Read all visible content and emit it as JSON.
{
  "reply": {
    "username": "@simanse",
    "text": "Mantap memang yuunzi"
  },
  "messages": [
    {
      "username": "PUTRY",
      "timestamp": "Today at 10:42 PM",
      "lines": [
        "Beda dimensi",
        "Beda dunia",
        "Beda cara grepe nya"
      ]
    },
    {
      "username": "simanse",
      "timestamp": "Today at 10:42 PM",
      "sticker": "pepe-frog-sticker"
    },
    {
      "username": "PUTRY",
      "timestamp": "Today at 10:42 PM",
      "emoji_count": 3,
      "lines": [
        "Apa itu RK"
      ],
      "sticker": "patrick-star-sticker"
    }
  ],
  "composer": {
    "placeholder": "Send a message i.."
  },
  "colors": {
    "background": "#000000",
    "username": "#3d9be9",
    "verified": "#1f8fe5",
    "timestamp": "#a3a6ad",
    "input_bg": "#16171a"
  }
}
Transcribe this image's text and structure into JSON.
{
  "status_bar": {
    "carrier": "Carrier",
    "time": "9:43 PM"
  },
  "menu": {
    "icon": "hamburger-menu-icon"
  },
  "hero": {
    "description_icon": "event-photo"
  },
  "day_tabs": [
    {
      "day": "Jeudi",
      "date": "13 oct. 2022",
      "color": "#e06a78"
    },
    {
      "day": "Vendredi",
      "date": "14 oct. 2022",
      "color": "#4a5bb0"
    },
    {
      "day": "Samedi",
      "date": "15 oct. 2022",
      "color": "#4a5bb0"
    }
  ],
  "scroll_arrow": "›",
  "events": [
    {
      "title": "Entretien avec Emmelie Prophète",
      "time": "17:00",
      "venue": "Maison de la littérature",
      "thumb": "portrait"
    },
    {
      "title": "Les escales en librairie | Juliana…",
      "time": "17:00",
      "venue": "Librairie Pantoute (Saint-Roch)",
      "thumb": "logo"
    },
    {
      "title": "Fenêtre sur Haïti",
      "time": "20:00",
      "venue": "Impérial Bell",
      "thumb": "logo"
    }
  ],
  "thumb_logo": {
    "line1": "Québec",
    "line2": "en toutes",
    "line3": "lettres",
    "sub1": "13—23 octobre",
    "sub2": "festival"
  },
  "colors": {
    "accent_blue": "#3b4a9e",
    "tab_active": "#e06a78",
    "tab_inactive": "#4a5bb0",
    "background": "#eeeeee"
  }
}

==*==

# TASK GOAL:
Print the material verbatim, all of it.

# RESPONSE BELOW:
Read all visible content and emit it as JSON.
{
  "reply": {
    "username": "@simanse",
    "text": "Mantap memang yuunzi"
  },
  "messages": [
    {
      "username": "PUTRY",
      "timestamp": "Today at 10:42 PM",
      "lines": [
        "Beda dimensi",
        "Beda dunia",
        "Beda cara grepe nya"
      ]
    },
    {
      "username": "simanse",
      "timestamp": "Today at 10:42 PM",
      "sticker": "pepe-frog-sticker"
    },
    {
      "username": "PUTRY",
      "timestamp": "Today at 10:42 PM",
      "emoji_count": 3,
      "lines": [
        "Apa itu RK"
      ],
      "sticker": "patrick-star-sticker"
    }
  ],
  "composer": {
    "placeholder": "Send a message i.."
  },
  "colors": {
    "background": "#000000",
    "username": "#3d9be9",
    "verified": "#1f8fe5",
    "timestamp": "#a3a6ad",
    "input_bg": "#16171a"
  }
}
Transcribe this image's text and structure into JSON.
{
  "status_bar": {
    "carrier": "Carrier",
    "time": "9:43 PM"
  },
  "menu": {
    "icon": "hamburger-menu-icon"
  },
  "hero": {
    "description_icon": "event-photo"
  },
  "day_tabs": [
    {
      "day": "Jeudi",
      "date": "13 oct. 2022",
      "color": "#e06a78"
    },
    {
      "day": "Vendredi",
      "date": "14 oct. 2022",
      "color": "#4a5bb0"
    },
    {
      "day": "Samedi",
      "date": "15 oct. 2022",
      "color": "#4a5bb0"
    }
  ],
  "scroll_arrow": "›",
  "events": [
    {
      "title": "Entretien avec Emmelie Prophète",
      "time": "17:00",
      "venue": "Maison de la littérature",
      "thumb": "portrait"
    },
    {
      "title": "Les escales en librairie | Juliana…",
      "time": "17:00",
      "venue": "Librairie Pantoute (Saint-Roch)",
      "thumb": "logo"
    },
    {
      "title": "Fenêtre sur Haïti",
      "time": "20:00",
      "venue": "Impérial Bell",
      "thumb": "logo"
    }
  ],
  "thumb_logo": {
    "line1": "Québec",
    "line2": "en toutes",
    "line3": "lettres",
    "sub1": "13—23 octobre",
    "sub2": "festival"
  },
  "colors": {
    "accent_blue": "#3b4a9e",
    "tab_active": "#e06a78",
    "tab_inactive": "#4a5bb0",
    "background": "#eeeeee"
  }
}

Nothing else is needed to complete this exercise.